■ **Task**: Quote all of the material below line for line, leaving the pictures out of your answer.

■ **Stored dataset items**:
* START *

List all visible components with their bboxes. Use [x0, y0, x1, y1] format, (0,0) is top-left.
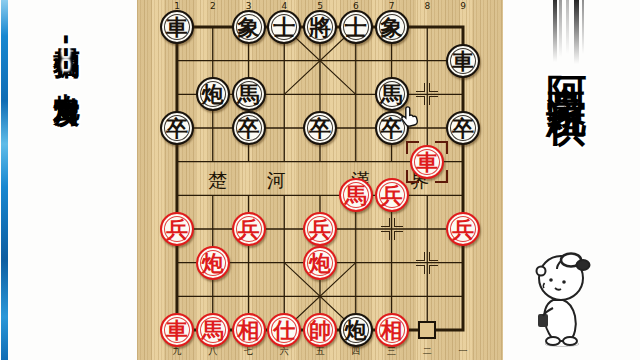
piece-glyph: 馬: [198, 315, 228, 345]
piece-glyph: 卒: [234, 113, 264, 143]
piece-glyph: 炮: [305, 248, 335, 278]
piece-glyph: 帥: [305, 315, 335, 345]
piece-black-soldier[interactable]: 卒: [160, 111, 194, 145]
piece-red-horse[interactable]: 馬: [196, 313, 230, 347]
piece-red-soldier[interactable]: 兵: [375, 178, 409, 212]
piece-red-soldier[interactable]: 兵: [232, 212, 266, 246]
piece-glyph: 相: [377, 315, 407, 345]
river-label-chu-he: 楚 河: [208, 168, 303, 194]
piece-glyph: 相: [234, 315, 264, 345]
file-label-bottom: 八: [208, 346, 217, 356]
piece-red-soldier[interactable]: 兵: [160, 212, 194, 246]
piece-red-horse[interactable]: 馬: [339, 178, 373, 212]
piece-glyph: 卒: [305, 113, 335, 143]
piece-glyph: 士: [269, 12, 299, 42]
piece-glyph: 馬: [341, 180, 371, 210]
piece-glyph: 炮: [198, 79, 228, 109]
left-blue-edge-bar: [1, 0, 8, 360]
point-marker: [416, 83, 438, 105]
piece-black-advisor[interactable]: 士: [267, 10, 301, 44]
piece-glyph: 兵: [377, 180, 407, 210]
point-marker: [381, 218, 403, 240]
last-move-origin-marker: [418, 321, 436, 339]
piece-glyph: 兵: [448, 214, 478, 244]
piece-glyph: 卒: [162, 113, 192, 143]
piece-glyph: 車: [412, 147, 442, 177]
piece-glyph: 士: [341, 12, 371, 42]
piece-black-advisor[interactable]: 士: [339, 10, 373, 44]
piece-black-general[interactable]: 將: [303, 10, 337, 44]
piece-glyph: 馬: [234, 79, 264, 109]
channel-title: 阿豪说棋: [540, 44, 595, 84]
piece-glyph: 卒: [448, 113, 478, 143]
piece-black-soldier[interactable]: 卒: [303, 111, 337, 145]
file-label-top: 8: [424, 1, 430, 11]
piece-red-soldier[interactable]: 兵: [303, 212, 337, 246]
piece-glyph: 將: [305, 12, 335, 42]
piece-black-elephant[interactable]: 象: [232, 10, 266, 44]
piece-red-general[interactable]: 帥: [303, 313, 337, 347]
mascot-bear-icon: [531, 252, 595, 350]
piece-black-elephant[interactable]: 象: [375, 10, 409, 44]
file-label-bottom: 一: [459, 346, 468, 356]
piece-red-chariot[interactable]: 車: [160, 313, 194, 347]
piece-black-cannon[interactable]: 炮: [339, 313, 373, 347]
piece-red-cannon[interactable]: 炮: [303, 246, 337, 280]
piece-red-advisor[interactable]: 仕: [267, 313, 301, 347]
piece-black-soldier[interactable]: 卒: [232, 111, 266, 145]
piece-glyph: 車: [162, 12, 192, 42]
piece-glyph: 炮: [198, 248, 228, 278]
piece-glyph: 炮: [341, 315, 371, 345]
piece-glyph: 馬: [377, 79, 407, 109]
piece-red-cannon[interactable]: 炮: [196, 246, 230, 280]
file-label-bottom: 二: [423, 346, 432, 356]
piece-black-chariot[interactable]: 車: [446, 44, 480, 78]
xiangqi-board[interactable]: 楚 河 漢 界 123456789九八七六五四三二一 車象士將士象車炮馬馬卒卒卒…: [137, 0, 503, 360]
piece-black-soldier[interactable]: 卒: [446, 111, 480, 145]
piece-glyph: 車: [448, 46, 478, 76]
piece-glyph: 仕: [269, 315, 299, 345]
piece-glyph: 象: [377, 12, 407, 42]
piece-red-elephant[interactable]: 相: [375, 313, 409, 347]
file-label-bottom: 三: [387, 346, 396, 356]
piece-red-chariot[interactable]: 車: [410, 145, 444, 179]
file-label-bottom: 九: [173, 346, 182, 356]
hand-cursor-icon: [399, 106, 420, 130]
file-label-bottom: 四: [351, 346, 360, 356]
piece-black-chariot[interactable]: 車: [160, 10, 194, 44]
piece-glyph: 兵: [234, 214, 264, 244]
piece-glyph: 兵: [305, 214, 335, 244]
file-label-top: 9: [460, 1, 466, 11]
piece-glyph: 象: [234, 12, 264, 42]
video-title: 布局骗招---中炮对反攻马: [50, 26, 85, 84]
piece-glyph: 兵: [162, 214, 192, 244]
piece-black-cannon[interactable]: 炮: [196, 77, 230, 111]
piece-black-horse[interactable]: 馬: [232, 77, 266, 111]
piece-red-elephant[interactable]: 相: [232, 313, 266, 347]
piece-glyph: 車: [162, 315, 192, 345]
file-label-bottom: 七: [244, 346, 253, 356]
file-label-bottom: 五: [316, 346, 325, 356]
point-marker: [416, 252, 438, 274]
piece-red-soldier[interactable]: 兵: [446, 212, 480, 246]
file-label-top: 2: [210, 1, 216, 11]
file-label-bottom: 六: [280, 346, 289, 356]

* END *

■ **Full solution**:
List all visible components with their bboxes. Use [x0, y0, x1, y1] format, (0,0) is top-left.
piece-glyph: 馬: [198, 315, 228, 345]
piece-glyph: 卒: [234, 113, 264, 143]
piece-glyph: 炮: [305, 248, 335, 278]
piece-glyph: 帥: [305, 315, 335, 345]
piece-black-soldier[interactable]: 卒: [160, 111, 194, 145]
piece-red-horse[interactable]: 馬: [196, 313, 230, 347]
piece-red-soldier[interactable]: 兵: [375, 178, 409, 212]
piece-red-soldier[interactable]: 兵: [232, 212, 266, 246]
piece-glyph: 相: [377, 315, 407, 345]
river-label-chu-he: 楚 河: [208, 168, 303, 194]
piece-glyph: 相: [234, 315, 264, 345]
file-label-bottom: 八: [208, 346, 217, 356]
piece-red-soldier[interactable]: 兵: [160, 212, 194, 246]
piece-red-horse[interactable]: 馬: [339, 178, 373, 212]
piece-glyph: 卒: [305, 113, 335, 143]
piece-glyph: 士: [269, 12, 299, 42]
piece-glyph: 馬: [341, 180, 371, 210]
piece-glyph: 炮: [198, 79, 228, 109]
left-blue-edge-bar: [1, 0, 8, 360]
point-marker: [416, 83, 438, 105]
piece-black-advisor[interactable]: 士: [267, 10, 301, 44]
piece-glyph: 兵: [377, 180, 407, 210]
point-marker: [381, 218, 403, 240]
last-move-origin-marker: [418, 321, 436, 339]
piece-glyph: 兵: [448, 214, 478, 244]
piece-glyph: 卒: [162, 113, 192, 143]
piece-glyph: 車: [412, 147, 442, 177]
piece-glyph: 士: [341, 12, 371, 42]
piece-black-advisor[interactable]: 士: [339, 10, 373, 44]
piece-black-general[interactable]: 將: [303, 10, 337, 44]
piece-glyph: 馬: [234, 79, 264, 109]
channel-title: 阿豪说棋: [540, 44, 595, 84]
piece-glyph: 卒: [448, 113, 478, 143]
piece-black-soldier[interactable]: 卒: [303, 111, 337, 145]
file-label-top: 8: [424, 1, 430, 11]
piece-red-soldier[interactable]: 兵: [303, 212, 337, 246]
piece-glyph: 將: [305, 12, 335, 42]
piece-black-elephant[interactable]: 象: [232, 10, 266, 44]
piece-red-general[interactable]: 帥: [303, 313, 337, 347]
mascot-bear-icon: [531, 252, 595, 350]
piece-black-elephant[interactable]: 象: [375, 10, 409, 44]
file-label-bottom: 一: [459, 346, 468, 356]
piece-red-chariot[interactable]: 車: [160, 313, 194, 347]
piece-black-cannon[interactable]: 炮: [339, 313, 373, 347]
piece-red-cannon[interactable]: 炮: [303, 246, 337, 280]
piece-red-advisor[interactable]: 仕: [267, 313, 301, 347]
piece-black-soldier[interactable]: 卒: [232, 111, 266, 145]
piece-glyph: 車: [162, 12, 192, 42]
piece-glyph: 炮: [198, 248, 228, 278]
piece-glyph: 炮: [341, 315, 371, 345]
piece-glyph: 馬: [377, 79, 407, 109]
piece-red-cannon[interactable]: 炮: [196, 246, 230, 280]
file-label-bottom: 二: [423, 346, 432, 356]
piece-black-chariot[interactable]: 車: [446, 44, 480, 78]
xiangqi-board[interactable]: 楚 河 漢 界 123456789九八七六五四三二一 車象士將士象車炮馬馬卒卒卒…: [137, 0, 503, 360]
piece-black-soldier[interactable]: 卒: [446, 111, 480, 145]
piece-glyph: 車: [448, 46, 478, 76]
piece-glyph: 仕: [269, 315, 299, 345]
piece-glyph: 象: [377, 12, 407, 42]
piece-red-elephant[interactable]: 相: [375, 313, 409, 347]
file-label-bottom: 三: [387, 346, 396, 356]
piece-red-chariot[interactable]: 車: [410, 145, 444, 179]
file-label-bottom: 九: [173, 346, 182, 356]
hand-cursor-icon: [399, 106, 420, 130]
file-label-bottom: 四: [351, 346, 360, 356]
piece-black-chariot[interactable]: 車: [160, 10, 194, 44]
piece-glyph: 兵: [234, 214, 264, 244]
piece-glyph: 兵: [305, 214, 335, 244]
file-label-top: 9: [460, 1, 466, 11]
piece-glyph: 象: [234, 12, 264, 42]
video-title: 布局骗招---中炮对反攻马: [50, 26, 85, 84]
piece-glyph: 兵: [162, 214, 192, 244]
piece-black-cannon[interactable]: 炮: [196, 77, 230, 111]
piece-black-horse[interactable]: 馬: [232, 77, 266, 111]
piece-red-elephant[interactable]: 相: [232, 313, 266, 347]
piece-glyph: 車: [162, 315, 192, 345]
file-label-bottom: 七: [244, 346, 253, 356]
file-label-bottom: 五: [316, 346, 325, 356]
point-marker: [416, 252, 438, 274]
piece-red-soldier[interactable]: 兵: [446, 212, 480, 246]
file-label-top: 2: [210, 1, 216, 11]
file-label-bottom: 六: [280, 346, 289, 356]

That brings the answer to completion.